▸ **What needs to be done**
Quote the records that follow in full, leaving the pictures out.

begin Data for the task

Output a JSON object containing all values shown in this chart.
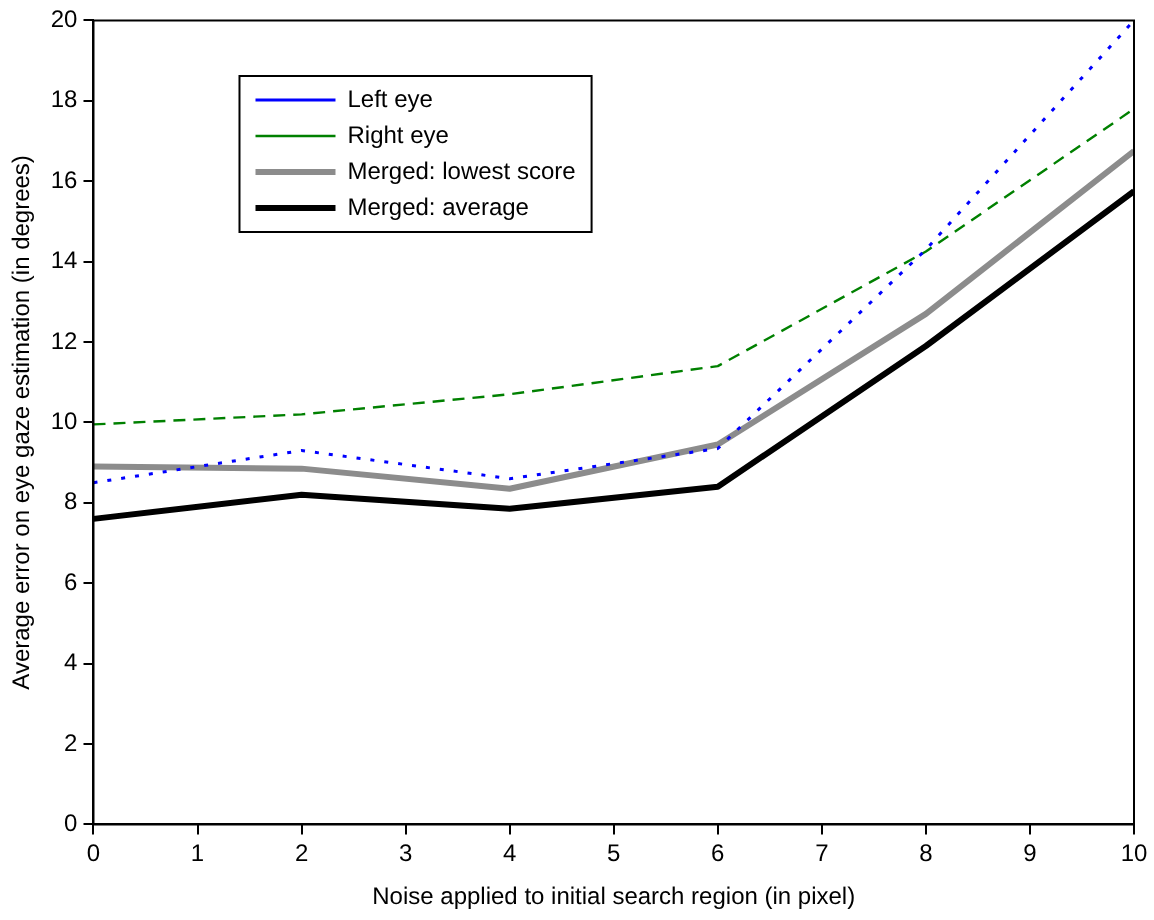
{
  "chart_data": {
    "type": "line",
    "xlabel": "Noise applied to initial search region (in pixel)",
    "ylabel": "Average error on eye gaze estimation (in degrees)",
    "x": [
      0,
      2,
      4,
      6,
      8,
      10
    ],
    "xlim": [
      0,
      10
    ],
    "xticks": [
      0,
      1,
      2,
      3,
      4,
      5,
      6,
      7,
      8,
      9,
      10
    ],
    "ylim": [
      0,
      20
    ],
    "yticks": [
      0,
      2,
      4,
      6,
      8,
      10,
      12,
      14,
      16,
      18,
      20
    ],
    "series": [
      {
        "name": "Left eye",
        "color": "#0000ff",
        "line_style": "dotted",
        "values": [
          8.5,
          9.3,
          8.6,
          9.35,
          14.3,
          20
        ]
      },
      {
        "name": "Right eye",
        "color": "#008000",
        "line_style": "dashed",
        "values": [
          9.95,
          10.2,
          10.7,
          11.4,
          14.25,
          17.8
        ]
      },
      {
        "name": "Merged: lowest score",
        "color": "#8c8c8c",
        "line_style": "solid",
        "values": [
          8.9,
          8.85,
          8.35,
          9.45,
          12.7,
          16.75
        ]
      },
      {
        "name": "Merged: average",
        "color": "#000000",
        "line_style": "solid",
        "values": [
          7.6,
          8.2,
          7.85,
          8.4,
          11.9,
          15.75
        ]
      }
    ],
    "legend": "top left",
    "grid": false,
    "marker": "none"
  }
}
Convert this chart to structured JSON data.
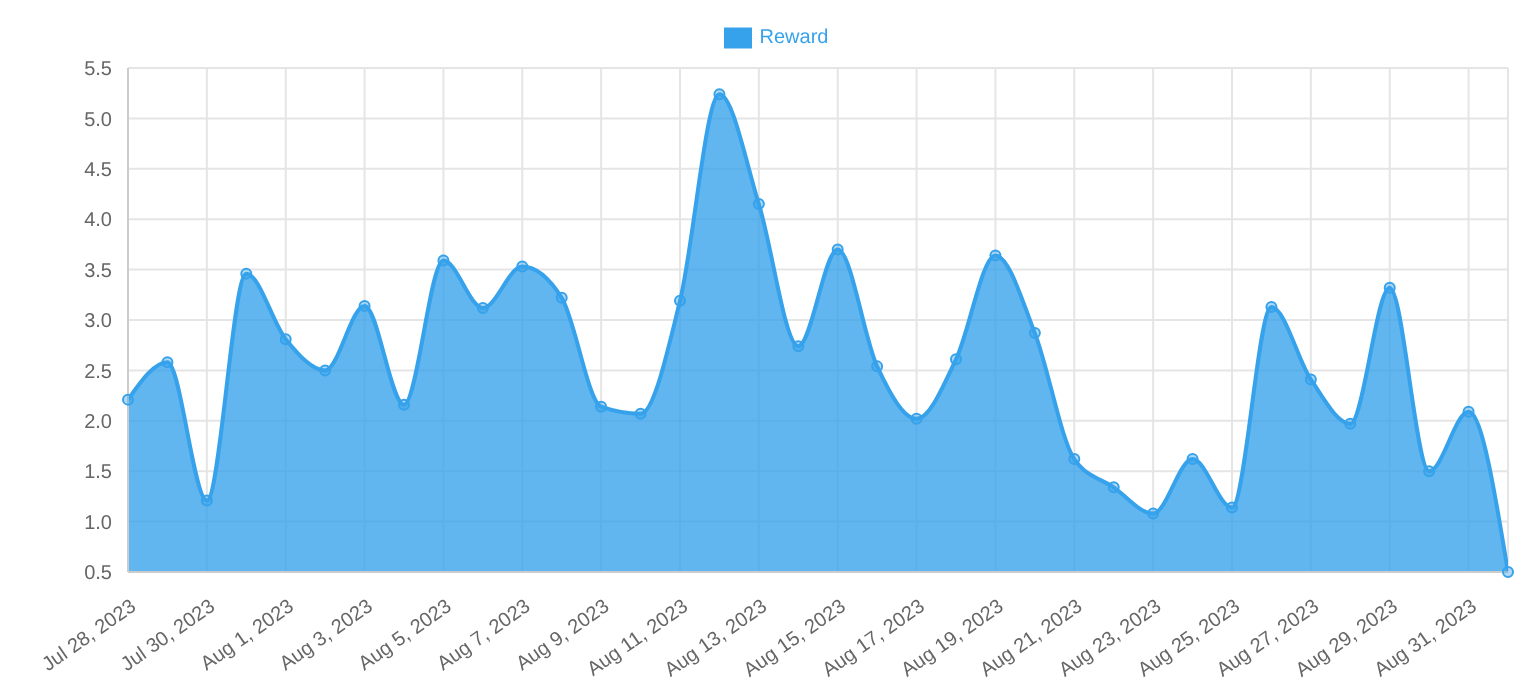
{
  "chart_data": {
    "type": "area",
    "x": [
      "2023-07-28",
      "2023-07-29",
      "2023-07-30",
      "2023-07-31",
      "2023-08-01",
      "2023-08-02",
      "2023-08-03",
      "2023-08-04",
      "2023-08-05",
      "2023-08-06",
      "2023-08-07",
      "2023-08-08",
      "2023-08-09",
      "2023-08-10",
      "2023-08-11",
      "2023-08-12",
      "2023-08-13",
      "2023-08-14",
      "2023-08-15",
      "2023-08-16",
      "2023-08-17",
      "2023-08-18",
      "2023-08-19",
      "2023-08-20",
      "2023-08-21",
      "2023-08-22",
      "2023-08-23",
      "2023-08-24",
      "2023-08-25",
      "2023-08-26",
      "2023-08-27",
      "2023-08-28",
      "2023-08-29",
      "2023-08-30",
      "2023-08-31",
      "2023-09-01"
    ],
    "series": [
      {
        "name": "Reward",
        "color": "#36a2eb",
        "values": [
          2.21,
          2.58,
          1.21,
          3.46,
          2.81,
          2.5,
          3.14,
          2.16,
          3.59,
          3.12,
          3.53,
          3.22,
          2.14,
          2.07,
          3.19,
          5.24,
          4.15,
          2.74,
          3.7,
          2.54,
          2.02,
          2.61,
          3.64,
          2.87,
          1.62,
          1.34,
          1.08,
          1.62,
          1.14,
          3.13,
          2.41,
          1.97,
          3.32,
          1.5,
          2.09,
          0.5
        ]
      }
    ],
    "xlim": [
      "2023-07-28",
      "2023-09-01"
    ],
    "xticks": [
      {
        "value": "2023-07-28",
        "label": "Jul 28, 2023"
      },
      {
        "value": "2023-07-30",
        "label": "Jul 30, 2023"
      },
      {
        "value": "2023-08-01",
        "label": "Aug 1, 2023"
      },
      {
        "value": "2023-08-03",
        "label": "Aug 3, 2023"
      },
      {
        "value": "2023-08-05",
        "label": "Aug 5, 2023"
      },
      {
        "value": "2023-08-07",
        "label": "Aug 7, 2023"
      },
      {
        "value": "2023-08-09",
        "label": "Aug 9, 2023"
      },
      {
        "value": "2023-08-11",
        "label": "Aug 11, 2023"
      },
      {
        "value": "2023-08-13",
        "label": "Aug 13, 2023"
      },
      {
        "value": "2023-08-15",
        "label": "Aug 15, 2023"
      },
      {
        "value": "2023-08-17",
        "label": "Aug 17, 2023"
      },
      {
        "value": "2023-08-19",
        "label": "Aug 19, 2023"
      },
      {
        "value": "2023-08-21",
        "label": "Aug 21, 2023"
      },
      {
        "value": "2023-08-23",
        "label": "Aug 23, 2023"
      },
      {
        "value": "2023-08-25",
        "label": "Aug 25, 2023"
      },
      {
        "value": "2023-08-27",
        "label": "Aug 27, 2023"
      },
      {
        "value": "2023-08-29",
        "label": "Aug 29, 2023"
      },
      {
        "value": "2023-08-31",
        "label": "Aug 31, 2023"
      }
    ],
    "ylim": [
      0.5,
      5.5
    ],
    "yticks": [
      0.5,
      {
        "value": 1,
        "label": "1.0"
      },
      1.5,
      {
        "value": 2,
        "label": "2.0"
      },
      2.5,
      {
        "value": 3,
        "label": "3.0"
      },
      3.5,
      {
        "value": 4,
        "label": "4.0"
      },
      4.5,
      {
        "value": 5,
        "label": "5.0"
      },
      5.5
    ],
    "grid": true,
    "legend": "top",
    "marker": "circle",
    "line_style": "solid"
  }
}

end Data for the task

▸ **Written solution**
Output a JSON object containing all values shown in this chart.
{
  "chart_data": {
    "type": "line",
    "xlabel": "Noise applied to initial search region (in pixel)",
    "ylabel": "Average error on eye gaze estimation (in degrees)",
    "x": [
      0,
      2,
      4,
      6,
      8,
      10
    ],
    "xlim": [
      0,
      10
    ],
    "xticks": [
      0,
      1,
      2,
      3,
      4,
      5,
      6,
      7,
      8,
      9,
      10
    ],
    "ylim": [
      0,
      20
    ],
    "yticks": [
      0,
      2,
      4,
      6,
      8,
      10,
      12,
      14,
      16,
      18,
      20
    ],
    "series": [
      {
        "name": "Left eye",
        "color": "#0000ff",
        "line_style": "dotted",
        "values": [
          8.5,
          9.3,
          8.6,
          9.35,
          14.3,
          20
        ]
      },
      {
        "name": "Right eye",
        "color": "#008000",
        "line_style": "dashed",
        "values": [
          9.95,
          10.2,
          10.7,
          11.4,
          14.25,
          17.8
        ]
      },
      {
        "name": "Merged: lowest score",
        "color": "#8c8c8c",
        "line_style": "solid",
        "values": [
          8.9,
          8.85,
          8.35,
          9.45,
          12.7,
          16.75
        ]
      },
      {
        "name": "Merged: average",
        "color": "#000000",
        "line_style": "solid",
        "values": [
          7.6,
          8.2,
          7.85,
          8.4,
          11.9,
          15.75
        ]
      }
    ],
    "legend": "top left",
    "grid": false,
    "marker": "none"
  }
}
Convert this chart to structured JSON data.
{
  "chart_data": {
    "type": "area",
    "x": [
      "2023-07-28",
      "2023-07-29",
      "2023-07-30",
      "2023-07-31",
      "2023-08-01",
      "2023-08-02",
      "2023-08-03",
      "2023-08-04",
      "2023-08-05",
      "2023-08-06",
      "2023-08-07",
      "2023-08-08",
      "2023-08-09",
      "2023-08-10",
      "2023-08-11",
      "2023-08-12",
      "2023-08-13",
      "2023-08-14",
      "2023-08-15",
      "2023-08-16",
      "2023-08-17",
      "2023-08-18",
      "2023-08-19",
      "2023-08-20",
      "2023-08-21",
      "2023-08-22",
      "2023-08-23",
      "2023-08-24",
      "2023-08-25",
      "2023-08-26",
      "2023-08-27",
      "2023-08-28",
      "2023-08-29",
      "2023-08-30",
      "2023-08-31",
      "2023-09-01"
    ],
    "series": [
      {
        "name": "Reward",
        "color": "#36a2eb",
        "values": [
          2.21,
          2.58,
          1.21,
          3.46,
          2.81,
          2.5,
          3.14,
          2.16,
          3.59,
          3.12,
          3.53,
          3.22,
          2.14,
          2.07,
          3.19,
          5.24,
          4.15,
          2.74,
          3.7,
          2.54,
          2.02,
          2.61,
          3.64,
          2.87,
          1.62,
          1.34,
          1.08,
          1.62,
          1.14,
          3.13,
          2.41,
          1.97,
          3.32,
          1.5,
          2.09,
          0.5
        ]
      }
    ],
    "xlim": [
      "2023-07-28",
      "2023-09-01"
    ],
    "xticks": [
      {
        "value": "2023-07-28",
        "label": "Jul 28, 2023"
      },
      {
        "value": "2023-07-30",
        "label": "Jul 30, 2023"
      },
      {
        "value": "2023-08-01",
        "label": "Aug 1, 2023"
      },
      {
        "value": "2023-08-03",
        "label": "Aug 3, 2023"
      },
      {
        "value": "2023-08-05",
        "label": "Aug 5, 2023"
      },
      {
        "value": "2023-08-07",
        "label": "Aug 7, 2023"
      },
      {
        "value": "2023-08-09",
        "label": "Aug 9, 2023"
      },
      {
        "value": "2023-08-11",
        "label": "Aug 11, 2023"
      },
      {
        "value": "2023-08-13",
        "label": "Aug 13, 2023"
      },
      {
        "value": "2023-08-15",
        "label": "Aug 15, 2023"
      },
      {
        "value": "2023-08-17",
        "label": "Aug 17, 2023"
      },
      {
        "value": "2023-08-19",
        "label": "Aug 19, 2023"
      },
      {
        "value": "2023-08-21",
        "label": "Aug 21, 2023"
      },
      {
        "value": "2023-08-23",
        "label": "Aug 23, 2023"
      },
      {
        "value": "2023-08-25",
        "label": "Aug 25, 2023"
      },
      {
        "value": "2023-08-27",
        "label": "Aug 27, 2023"
      },
      {
        "value": "2023-08-29",
        "label": "Aug 29, 2023"
      },
      {
        "value": "2023-08-31",
        "label": "Aug 31, 2023"
      }
    ],
    "ylim": [
      0.5,
      5.5
    ],
    "yticks": [
      0.5,
      {
        "value": 1,
        "label": "1.0"
      },
      1.5,
      {
        "value": 2,
        "label": "2.0"
      },
      2.5,
      {
        "value": 3,
        "label": "3.0"
      },
      3.5,
      {
        "value": 4,
        "label": "4.0"
      },
      4.5,
      {
        "value": 5,
        "label": "5.0"
      },
      5.5
    ],
    "grid": true,
    "legend": "top",
    "marker": "circle",
    "line_style": "solid"
  }
}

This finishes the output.